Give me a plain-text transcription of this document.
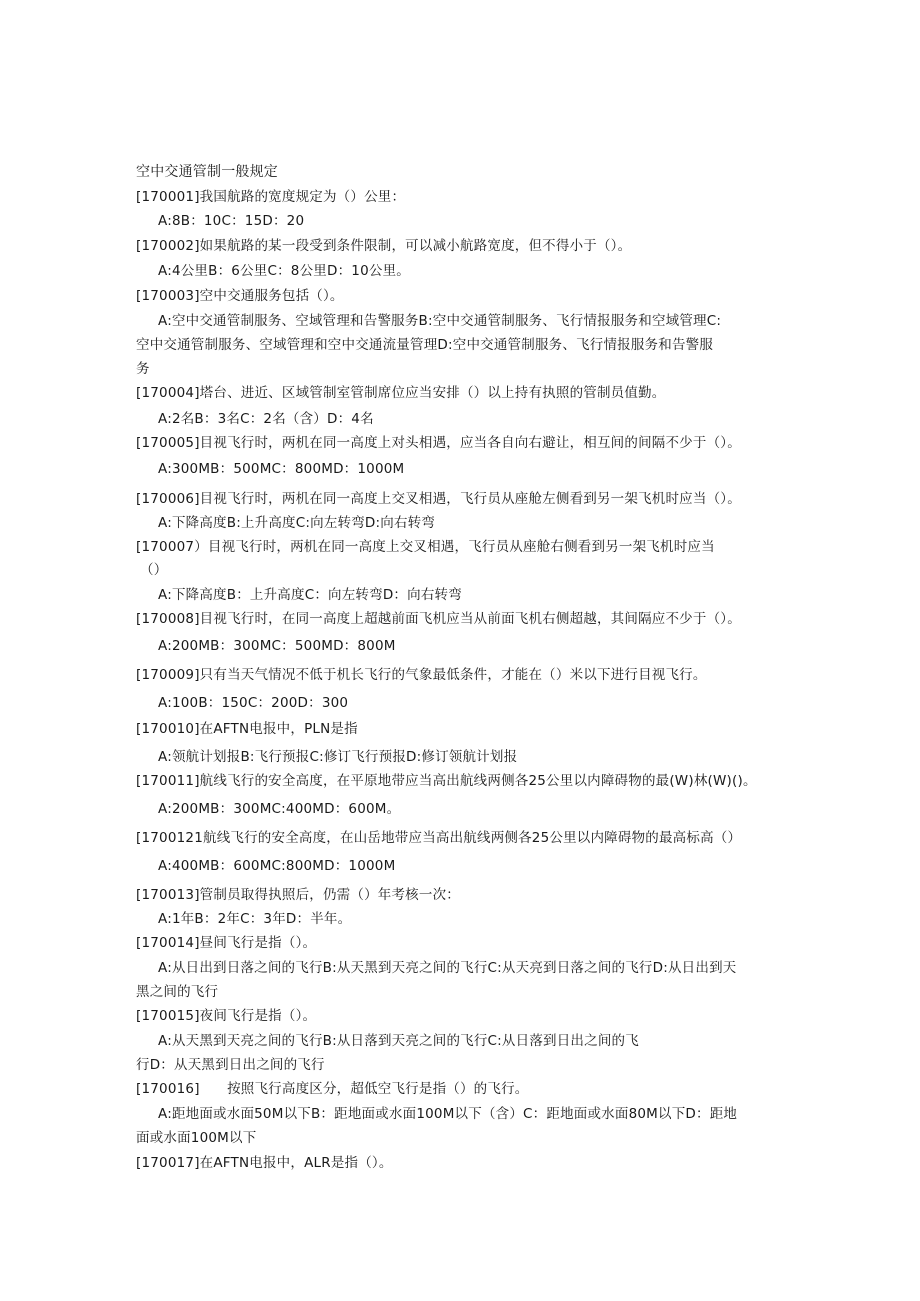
空中交通管制一般规定
[170001]我国航路的宽度规定为（）公里：
A:8B：10C：15D：20
[170002]如果航路的某一段受到条件限制，可以减小航路宽度，但不得小于（）。
A:4公里B：6公里C：8公里D：10公里。
[170003]空中交通服务包括（）。
A:空中交通管制服务、空域管理和告警服务B:空中交通管制服务、飞行情报服务和空域管理C:
空中交通管制服务、空域管理和空中交通流量管理D:空中交通管制服务、飞行情报服务和告警服
务
[170004]塔台、进近、区域管制室管制席位应当安排（）以上持有执照的管制员值勤。
A:2名B：3名C：2名（含）D：4名
[170005]目视飞行时，两机在同一高度上对头相遇，应当各自向右避让，相互间的间隔不少于（）。
A:300MB：500MC：800MD：1000M
[170006]目视飞行时，两机在同一高度上交叉相遇，飞行员从座舱左侧看到另一架飞机时应当（）。
A:下降高度B:上升高度C:向左转弯D:向右转弯
[170007）目视飞行时，两机在同一高度上交叉相遇，飞行员从座舱右侧看到另一架飞机时应当
（）
A:下降高度B：上升高度C：向左转弯D：向右转弯
[170008]目视飞行时，在同一高度上超越前面飞机应当从前面飞机右侧超越，其间隔应不少于（）。
A:200MB：300MC：500MD：800M
[170009]只有当天气情况不低于机长飞行的气象最低条件，才能在（）米以下进行目视飞行。
A:100B：150C：200D：300
[170010]在AFTN电报中，PLN是指
A:领航计划报B:飞行预报C:修订飞行预报D:修订领航计划报
[170011]航线飞行的安全高度，在平原地带应当高出航线两侧各25公里以内障碍物的最(W)林(W)()。
A:200MB：300MC:400MD：600M。
[1700121航线飞行的安全高度，在山岳地带应当高出航线两侧各25公里以内障碍物的最高标高（）
A:400MB：600MC:800MD：1000M
[170013]管制员取得执照后，仍需（）年考核一次：
A:1年B：2年C：3年D：半年。
[170014]昼间飞行是指（）。
A:从日出到日落之间的飞行B:从天黑到天亮之间的飞行C:从天亮到日落之间的飞行D:从日出到天
黑之间的飞行
[170015]夜间飞行是指（）。
A:从天黑到天亮之间的飞行B:从日落到天亮之间的飞行C:从日落到日出之间的飞
行D：从天黑到日出之间的飞行
[170016]　　按照飞行高度区分，超低空飞行是指（）的飞行。
A:距地面或水面50M以下B：距地面或水面100M以下（含）C：距地面或水面80M以下D：距地
面或水面100M以下
[170017]在AFTN电报中，ALR是指（）。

**Task to complete:**
Pull out every line containing "下降高度B".

**Result of this task:**
A:下降高度B:上升高度C:向左转弯D:向右转弯
A:下降高度B：上升高度C：向左转弯D：向右转弯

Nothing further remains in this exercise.